Repeat the stretch of the listing from the line containing "panel-label: C (495, 530, 508, 551)" through the end of the listing, both ends included.

Bounding box annotations

========

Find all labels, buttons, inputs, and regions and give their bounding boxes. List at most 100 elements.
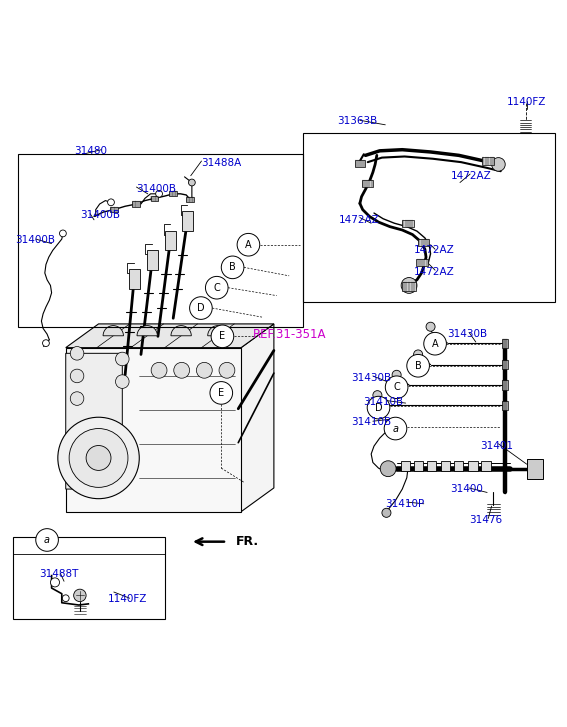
Bar (169, 191, 177, 196)
Text: B: B (414, 361, 421, 371)
Text: a: a (44, 535, 50, 545)
Bar (18, 154, 303, 326)
Bar (402, 282, 416, 291)
Text: REF.31-351A: REF.31-351A (252, 328, 326, 340)
Wedge shape (103, 326, 124, 336)
Text: E: E (219, 332, 226, 342)
Bar (110, 207, 118, 212)
Circle shape (401, 278, 417, 294)
Circle shape (58, 417, 139, 499)
Circle shape (62, 595, 69, 602)
Bar (502, 339, 508, 348)
Polygon shape (241, 324, 274, 512)
Bar (165, 230, 176, 250)
Text: 31400B: 31400B (15, 236, 55, 245)
Text: 1472AZ: 1472AZ (339, 215, 380, 225)
Bar (416, 260, 428, 266)
Circle shape (116, 352, 129, 366)
Bar (303, 133, 555, 302)
Bar (147, 250, 158, 270)
Text: 31430B: 31430B (352, 373, 391, 382)
Bar (400, 461, 409, 471)
Bar (427, 461, 436, 471)
Text: 1472AZ: 1472AZ (413, 267, 454, 277)
Text: 31430B: 31430B (447, 329, 488, 339)
Text: 31410P: 31410P (386, 499, 425, 509)
Circle shape (373, 390, 382, 400)
Circle shape (424, 332, 446, 355)
Circle shape (237, 233, 260, 256)
Text: E: E (218, 388, 225, 398)
Text: B: B (229, 262, 236, 273)
Bar (13, 537, 165, 619)
Wedge shape (208, 326, 228, 336)
Polygon shape (66, 324, 274, 348)
Circle shape (205, 276, 228, 299)
Circle shape (74, 589, 86, 602)
Circle shape (36, 529, 58, 551)
Circle shape (188, 179, 195, 186)
Wedge shape (171, 326, 191, 336)
Text: 1140FZ: 1140FZ (507, 97, 546, 107)
Bar (129, 269, 140, 289)
Circle shape (70, 369, 84, 382)
Circle shape (108, 199, 115, 206)
Circle shape (392, 370, 401, 379)
Circle shape (156, 190, 163, 197)
Polygon shape (66, 353, 122, 489)
Circle shape (426, 322, 435, 332)
Text: 31363B: 31363B (337, 116, 378, 126)
Circle shape (196, 362, 212, 378)
Text: A: A (245, 240, 252, 249)
Bar (181, 212, 193, 231)
Text: D: D (197, 303, 205, 313)
Circle shape (43, 340, 49, 347)
Bar (151, 196, 159, 201)
Circle shape (116, 375, 129, 388)
Circle shape (50, 578, 60, 587)
Text: 31480: 31480 (74, 146, 107, 156)
Bar (133, 201, 141, 206)
Text: 1472AZ: 1472AZ (450, 171, 491, 181)
Circle shape (407, 355, 429, 377)
Circle shape (60, 230, 66, 237)
Circle shape (384, 417, 407, 440)
Text: FR.: FR. (235, 535, 259, 548)
Circle shape (221, 256, 244, 278)
Circle shape (174, 362, 189, 378)
Text: D: D (375, 403, 382, 413)
Bar (186, 197, 194, 202)
Bar (454, 461, 463, 471)
Text: 31400: 31400 (450, 484, 483, 494)
Bar (441, 461, 450, 471)
Bar (502, 360, 508, 369)
Text: 31401: 31401 (480, 441, 513, 451)
Text: 31476: 31476 (469, 515, 502, 525)
Text: 31488A: 31488A (201, 158, 242, 168)
Bar (481, 461, 490, 471)
Text: 31410B: 31410B (363, 397, 403, 407)
Circle shape (70, 347, 84, 360)
Bar (362, 180, 373, 187)
Bar (402, 220, 413, 227)
Circle shape (211, 325, 234, 348)
Text: 1472AZ: 1472AZ (413, 246, 454, 255)
Circle shape (86, 446, 111, 470)
Text: A: A (432, 339, 438, 349)
Bar (413, 461, 422, 471)
Wedge shape (137, 326, 158, 336)
Bar (527, 459, 543, 479)
Circle shape (69, 428, 128, 487)
Text: 31488T: 31488T (39, 569, 79, 579)
Circle shape (413, 350, 422, 359)
Circle shape (210, 382, 232, 404)
Circle shape (391, 423, 400, 432)
Bar (468, 461, 477, 471)
Text: 31410B: 31410B (352, 417, 391, 427)
Bar (502, 380, 508, 390)
Text: 31400B: 31400B (80, 210, 120, 220)
Text: 31400B: 31400B (137, 184, 176, 194)
Bar (502, 401, 508, 410)
Circle shape (382, 508, 391, 518)
Text: 1140FZ: 1140FZ (108, 595, 147, 604)
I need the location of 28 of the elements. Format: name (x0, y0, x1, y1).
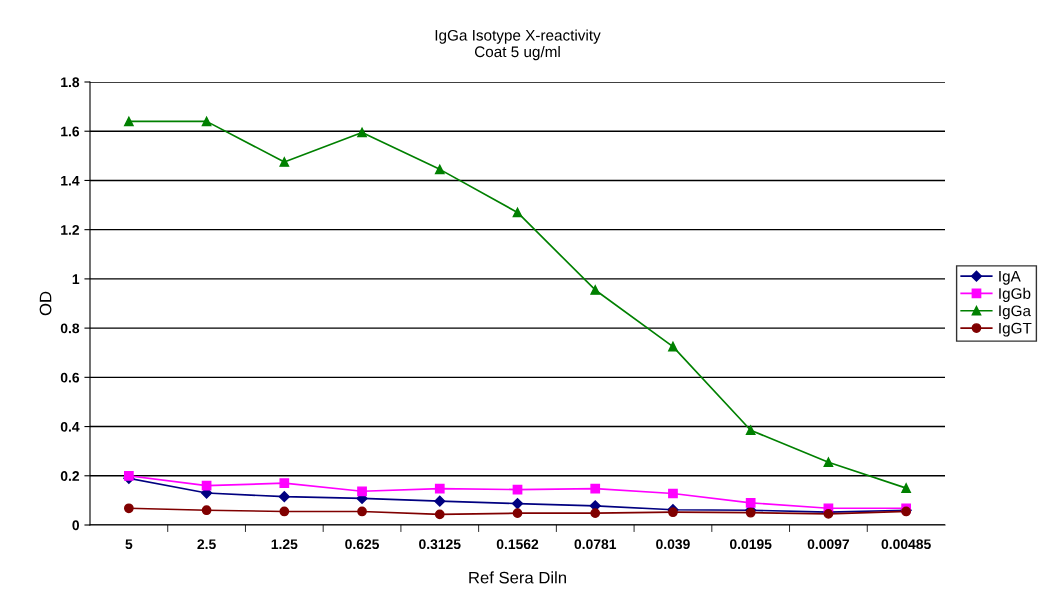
y-tick-label: 0.4 (60, 421, 80, 432)
y-tick-label: 1.4 (61, 175, 80, 186)
x-tick-label: 0.1562 (496, 539, 539, 550)
y-tick-label: 1 (72, 274, 80, 284)
y-tick-label: 1.6 (61, 126, 80, 137)
x-tick-label: 0.625 (345, 539, 380, 550)
y-tick-label: 1.8 (61, 77, 80, 88)
chart-title: IgGa Isotype X-reactivity Coat 5 ug/ml (435, 29, 601, 61)
x-tick-label: 0.0195 (729, 539, 772, 550)
x-axis-title: Ref Sera Diln (469, 571, 566, 584)
x-tick-label: 5 (125, 539, 133, 550)
x-tick-label: 1.25 (271, 539, 298, 550)
legend-label: IgGT (999, 322, 1032, 337)
x-tick-label: 0.039 (656, 539, 690, 550)
x-tick-label: 0.00485 (881, 539, 931, 550)
y-tick-label: 0.8 (60, 323, 80, 334)
x-tick-label: 0.3125 (419, 539, 461, 550)
y-tick-label: 0 (72, 520, 80, 531)
y-axis-title: OD (39, 291, 52, 316)
y-tick-label: 0.6 (60, 372, 80, 383)
x-tick-label: 2.5 (197, 539, 216, 550)
legend-label: IgGb (999, 287, 1031, 302)
legend-label: IgGa (999, 305, 1031, 320)
y-tick-label: 0.2 (60, 471, 80, 481)
x-tick-label: 0.0097 (807, 539, 850, 550)
legend-label: IgA (999, 270, 1021, 285)
x-tick-label: 0.0781 (574, 539, 617, 550)
y-tick-label: 1.2 (61, 225, 80, 235)
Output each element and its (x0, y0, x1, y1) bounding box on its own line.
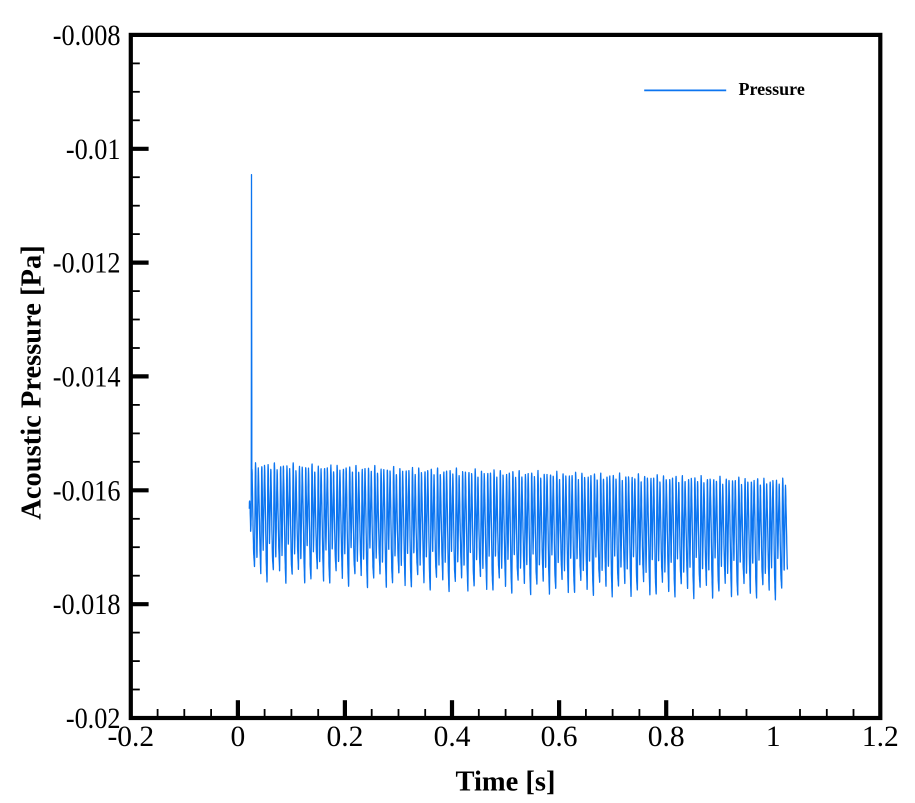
svg-text:-0.008: -0.008 (53, 20, 121, 53)
svg-text:Pressure: Pressure (739, 79, 805, 99)
svg-text:1.2: 1.2 (862, 721, 899, 753)
svg-text:0: 0 (231, 721, 246, 753)
svg-text:-0.02: -0.02 (66, 703, 121, 736)
svg-text:1: 1 (766, 721, 781, 753)
svg-text:Acoustic Pressure [Pa]: Acoustic Pressure [Pa] (17, 245, 48, 519)
svg-text:-0.01: -0.01 (66, 133, 121, 166)
svg-text:-0.014: -0.014 (53, 361, 121, 394)
svg-text:0.2: 0.2 (326, 721, 363, 753)
svg-text:0.6: 0.6 (541, 721, 578, 753)
svg-text:-0.012: -0.012 (53, 247, 121, 280)
svg-text:Time [s]: Time [s] (455, 767, 555, 798)
svg-text:-0.016: -0.016 (53, 475, 121, 508)
svg-text:0.4: 0.4 (434, 721, 471, 753)
svg-text:0.8: 0.8 (648, 721, 685, 753)
svg-text:-0.018: -0.018 (53, 589, 121, 622)
svg-text:-0.2: -0.2 (107, 721, 154, 753)
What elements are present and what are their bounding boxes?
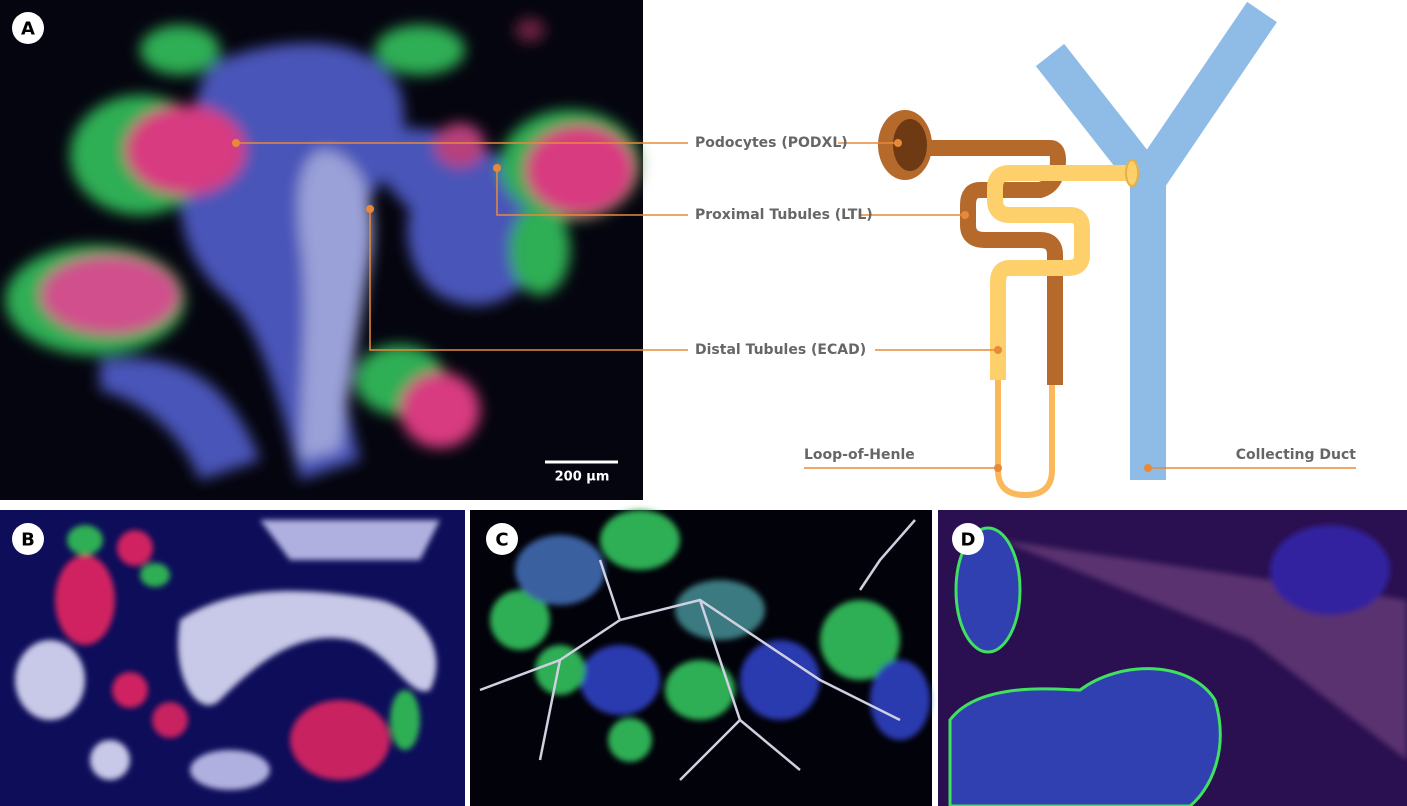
panel-label: C (495, 530, 508, 551)
annotation-label: Loop-of-Henle (804, 447, 915, 463)
scale-bar-label: 200 µm (555, 470, 610, 485)
annotation-label: Collecting Duct (1236, 447, 1357, 463)
annotation-lines (232, 139, 1356, 472)
panel-label: A (21, 19, 35, 40)
panel-labels (12, 12, 984, 555)
annotation-label: Podocytes (PODXL) (695, 135, 848, 151)
nephron-diagram (878, 1, 1277, 499)
annotation-label: Proximal Tubules (LTL) (695, 207, 873, 223)
panel-d-image (938, 510, 1407, 806)
panel-label: B (21, 530, 35, 551)
panel-label: D (961, 530, 976, 551)
panel-c-image (470, 510, 932, 806)
panel-a-image (0, 0, 643, 500)
panel-b-image (0, 510, 465, 806)
annotation-label: Distal Tubules (ECAD) (695, 342, 866, 358)
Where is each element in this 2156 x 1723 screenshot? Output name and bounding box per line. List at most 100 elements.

========

FINISHED TASK:
panel-label: C (495, 530, 508, 551)
annotation-label: Loop-of-Henle (804, 447, 915, 463)
scale-bar-label: 200 µm (555, 470, 610, 485)
annotation-label: Collecting Duct (1236, 447, 1357, 463)
annotation-lines (232, 139, 1356, 472)
panel-label: A (21, 19, 35, 40)
panel-labels (12, 12, 984, 555)
annotation-label: Podocytes (PODXL) (695, 135, 848, 151)
nephron-diagram (878, 1, 1277, 499)
annotation-label: Proximal Tubules (LTL) (695, 207, 873, 223)
panel-d-image (938, 510, 1407, 806)
panel-label: B (21, 530, 35, 551)
panel-label: D (961, 530, 976, 551)
panel-c-image (470, 510, 932, 806)
panel-a-image (0, 0, 643, 500)
panel-b-image (0, 510, 465, 806)
annotation-label: Distal Tubules (ECAD) (695, 342, 866, 358)
Where is each element in this 2156 x 1723 screenshot? Output name and bounding box per line. List at most 100 elements.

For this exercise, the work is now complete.